[Figure content listings]

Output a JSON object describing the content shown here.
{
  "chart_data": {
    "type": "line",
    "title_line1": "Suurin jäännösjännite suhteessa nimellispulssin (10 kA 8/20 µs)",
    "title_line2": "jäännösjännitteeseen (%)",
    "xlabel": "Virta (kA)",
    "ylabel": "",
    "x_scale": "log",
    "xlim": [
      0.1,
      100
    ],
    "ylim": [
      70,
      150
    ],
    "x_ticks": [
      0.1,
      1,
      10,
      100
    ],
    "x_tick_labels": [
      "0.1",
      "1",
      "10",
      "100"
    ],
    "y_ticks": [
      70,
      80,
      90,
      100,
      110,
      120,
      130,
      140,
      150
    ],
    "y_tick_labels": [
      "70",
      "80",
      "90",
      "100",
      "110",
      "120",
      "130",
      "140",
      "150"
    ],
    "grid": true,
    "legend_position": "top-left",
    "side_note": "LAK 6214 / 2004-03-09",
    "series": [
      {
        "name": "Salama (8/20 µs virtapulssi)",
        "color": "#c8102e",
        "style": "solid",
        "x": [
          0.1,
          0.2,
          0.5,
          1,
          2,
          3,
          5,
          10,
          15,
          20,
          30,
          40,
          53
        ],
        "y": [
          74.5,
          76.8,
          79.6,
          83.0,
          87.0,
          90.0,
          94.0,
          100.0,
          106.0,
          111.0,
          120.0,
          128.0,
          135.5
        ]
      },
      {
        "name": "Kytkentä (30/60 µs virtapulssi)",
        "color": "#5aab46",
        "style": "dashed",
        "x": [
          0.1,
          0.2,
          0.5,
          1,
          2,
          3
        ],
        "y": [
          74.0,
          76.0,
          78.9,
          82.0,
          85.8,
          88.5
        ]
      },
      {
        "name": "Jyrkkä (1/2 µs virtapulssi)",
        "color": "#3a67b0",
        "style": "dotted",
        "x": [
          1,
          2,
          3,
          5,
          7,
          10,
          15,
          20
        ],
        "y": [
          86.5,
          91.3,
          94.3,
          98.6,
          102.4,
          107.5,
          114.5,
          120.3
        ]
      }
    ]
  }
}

## WORK TO BE COMPLETED
Give only the number of lines in the material above that hold the word "color".

## FULL SOLUTION
3